(Stored data entries)
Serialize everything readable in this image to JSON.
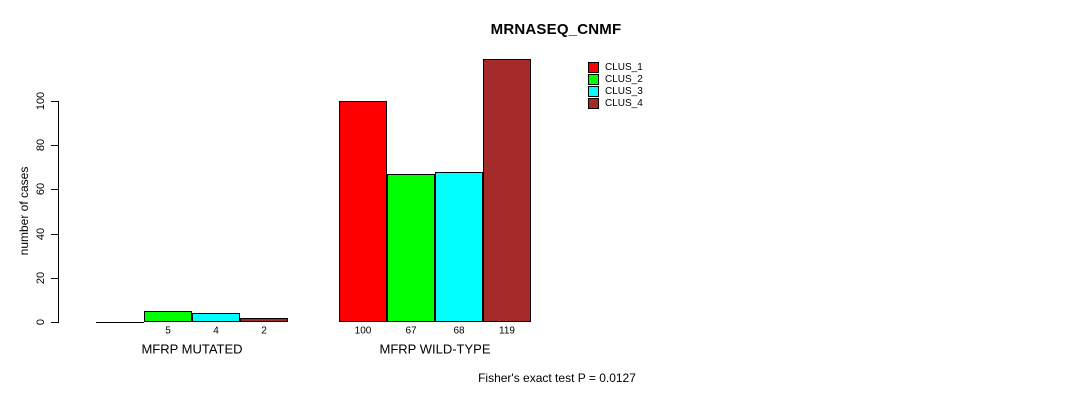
{
  "chart_data": {
    "type": "bar",
    "title": "MRNASEQ_CNMF",
    "xlabel": "",
    "ylabel": "number of cases",
    "categories": [
      "MFRP MUTATED",
      "MFRP WILD-TYPE"
    ],
    "series": [
      {
        "name": "CLUS_1",
        "color": "#FF0000",
        "values": [
          0,
          100
        ]
      },
      {
        "name": "CLUS_2",
        "color": "#00FF00",
        "values": [
          5,
          67
        ]
      },
      {
        "name": "CLUS_3",
        "color": "#00FFFF",
        "values": [
          4,
          68
        ]
      },
      {
        "name": "CLUS_4",
        "color": "#A52A2A",
        "values": [
          2,
          119
        ]
      }
    ],
    "bar_value_labels": [
      [
        null,
        "5",
        "4",
        "2"
      ],
      [
        "100",
        "67",
        "68",
        "119"
      ]
    ],
    "yticks": [
      "0",
      "20",
      "40",
      "60",
      "80",
      "100"
    ],
    "ylim": [
      0,
      100
    ],
    "grid": false,
    "legend_position": "top-right",
    "legend_entries": [
      "CLUS_1",
      "CLUS_2",
      "CLUS_3",
      "CLUS_4"
    ],
    "annotation": "Fisher's exact test P = 0.0127"
  },
  "colors": {
    "background": "#FFFFFF",
    "axis": "#000000",
    "text": "#000000"
  }
}
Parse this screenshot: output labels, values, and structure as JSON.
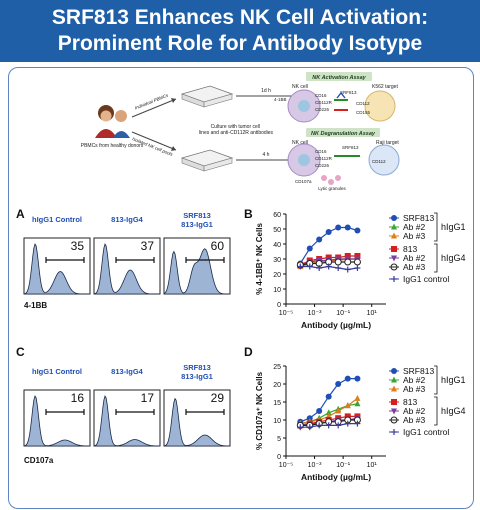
{
  "header": {
    "title_line1": "SRF813 Enhances NK Cell Activation:",
    "title_line2": "Prominent Role for Antibody Isotype"
  },
  "colors": {
    "banner": "#1f5fa8",
    "srf813": "#1f4fb5",
    "ab2_igg1": "#3aa635",
    "ab3_igg1": "#e07d1a",
    "igg4_813": "#d42020",
    "ab2_igg4": "#7a3fa0",
    "ab3_igg4": "#222222",
    "control": "#3a3a9a",
    "histogram_fill": "#9db4d4"
  },
  "schematic": {
    "donor_label": "PBMCs from healthy donors",
    "arrow_top_label": "Individual PBMCs",
    "arrow_bottom_label": "Isolated NK cell pools",
    "culture_text": "Culture with tumor cell lines and anti-CD112R antibodies",
    "time_top": "1d h",
    "time_bottom": "4 h",
    "assay_top_title": "NK Activation Assay",
    "assay_bottom_title": "NK Degranulation Assay",
    "top_nk_label": "NK cell",
    "top_target_label": "K562 target",
    "top_molecules": [
      "4-1BB",
      "CD16",
      "CD112R",
      "CD226",
      "SRF813",
      "CD112",
      "CD155"
    ],
    "bottom_nk_label": "NK cell",
    "bottom_target_label": "Raji target",
    "bottom_molecules": [
      "CD16",
      "CD112R",
      "CD226",
      "SRF813",
      "CD112",
      "CD107a"
    ],
    "granules_label": "Lytic granules"
  },
  "panels": {
    "A": {
      "label": "A",
      "xaxis": "4-1BB",
      "histograms": [
        {
          "title": "hIgG1 Control",
          "percent": "35"
        },
        {
          "title": "813-IgG4",
          "percent": "37"
        },
        {
          "title": "SRF813\n813-IgG1",
          "percent": "60"
        }
      ]
    },
    "C": {
      "label": "C",
      "xaxis": "CD107a",
      "histograms": [
        {
          "title": "hIgG1 Control",
          "percent": "16"
        },
        {
          "title": "813-IgG4",
          "percent": "17"
        },
        {
          "title": "SRF813\n813-IgG1",
          "percent": "29"
        }
      ]
    },
    "B": {
      "label": "B"
    },
    "D": {
      "label": "D"
    }
  },
  "legend": {
    "top_entries": [
      "SRF813",
      "Ab #2",
      "Ab #3"
    ],
    "top_group": "hIgG1",
    "bottom_entries": [
      "813",
      "Ab #2",
      "Ab #3"
    ],
    "bottom_group": "hIgG4",
    "control": "IgG1 control"
  },
  "chart_data": [
    {
      "type": "line",
      "panel": "B",
      "title": "",
      "xlabel": "Antibody (µg/mL)",
      "ylabel": "% 4-1BB⁺ NK Cells",
      "xscale": "log",
      "xlim": [
        1e-05,
        100
      ],
      "xticks": [
        "10⁻⁵",
        "10⁻³",
        "10⁻¹",
        "10¹"
      ],
      "ylim": [
        0,
        60
      ],
      "yticks": [
        0,
        10,
        20,
        30,
        40,
        50,
        60
      ],
      "x": [
        0.0001,
        0.00046,
        0.0021,
        0.0097,
        0.045,
        0.21,
        1.0
      ],
      "series": [
        {
          "name": "SRF813",
          "group": "hIgG1",
          "marker": "circle",
          "color": "#1f4fb5",
          "values": [
            27,
            37,
            43,
            48,
            51,
            51,
            49
          ]
        },
        {
          "name": "Ab #2",
          "group": "hIgG1",
          "marker": "triangle-up",
          "color": "#3aa635",
          "values": [
            25,
            27,
            28,
            29,
            30,
            30,
            30
          ]
        },
        {
          "name": "Ab #3",
          "group": "hIgG1",
          "marker": "triangle-up",
          "color": "#e07d1a",
          "values": [
            25,
            27,
            28,
            29,
            29,
            30,
            30
          ]
        },
        {
          "name": "813",
          "group": "hIgG4",
          "marker": "square",
          "color": "#d42020",
          "values": [
            26,
            29,
            30,
            31,
            31,
            32,
            32
          ]
        },
        {
          "name": "Ab #2",
          "group": "hIgG4",
          "marker": "triangle-down",
          "color": "#7a3fa0",
          "values": [
            26,
            28,
            29,
            29,
            30,
            30,
            30
          ]
        },
        {
          "name": "Ab #3",
          "group": "hIgG4",
          "marker": "circle-open",
          "color": "#222222",
          "values": [
            26,
            27,
            27,
            28,
            28,
            28,
            28
          ]
        },
        {
          "name": "IgG1 control",
          "group": "",
          "marker": "cross",
          "color": "#3a3a9a",
          "values": [
            25,
            25,
            24,
            25,
            24,
            23,
            24
          ]
        }
      ]
    },
    {
      "type": "line",
      "panel": "D",
      "title": "",
      "xlabel": "Antibody (µg/mL)",
      "ylabel": "% CD107a⁺ NK Cells",
      "xscale": "log",
      "xlim": [
        1e-05,
        100
      ],
      "xticks": [
        "10⁻⁵",
        "10⁻³",
        "10⁻¹",
        "10¹"
      ],
      "ylim": [
        0,
        25
      ],
      "yticks": [
        0,
        5,
        10,
        15,
        20,
        25
      ],
      "x": [
        0.0001,
        0.00046,
        0.0021,
        0.0097,
        0.045,
        0.21,
        1.0
      ],
      "series": [
        {
          "name": "SRF813",
          "group": "hIgG1",
          "marker": "circle",
          "color": "#1f4fb5",
          "values": [
            9.5,
            10.5,
            12.5,
            16.5,
            20,
            21.5,
            21.5
          ]
        },
        {
          "name": "Ab #2",
          "group": "hIgG1",
          "marker": "triangle-up",
          "color": "#3aa635",
          "values": [
            9,
            9.5,
            10.5,
            12,
            13,
            14,
            14.5
          ]
        },
        {
          "name": "Ab #3",
          "group": "hIgG1",
          "marker": "triangle-up",
          "color": "#e07d1a",
          "values": [
            9,
            9.5,
            10,
            11,
            12.5,
            14,
            16
          ]
        },
        {
          "name": "813",
          "group": "hIgG4",
          "marker": "square",
          "color": "#d42020",
          "values": [
            8.5,
            9,
            9.5,
            10,
            10.5,
            11,
            11
          ]
        },
        {
          "name": "Ab #2",
          "group": "hIgG4",
          "marker": "triangle-down",
          "color": "#7a3fa0",
          "values": [
            8.5,
            9,
            9,
            9.5,
            10,
            10,
            10.5
          ]
        },
        {
          "name": "Ab #3",
          "group": "hIgG4",
          "marker": "circle-open",
          "color": "#222222",
          "values": [
            8.5,
            8.5,
            9,
            9.5,
            9.5,
            10,
            10
          ]
        },
        {
          "name": "IgG1 control",
          "group": "",
          "marker": "cross",
          "color": "#3a3a9a",
          "values": [
            8,
            8,
            8.5,
            8.5,
            8.5,
            9,
            9
          ]
        }
      ]
    }
  ]
}
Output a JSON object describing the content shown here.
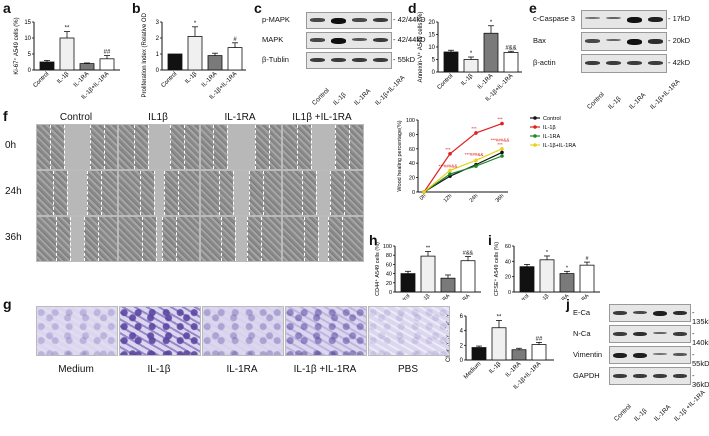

__WORK ITEM__.
Above are the entries; copy out every line among them that contains the word "target".

__OUTPUT FOR THIS TASK__.
    "top_target_label": "K562 target",
    "bottom_target_label": "Raji target",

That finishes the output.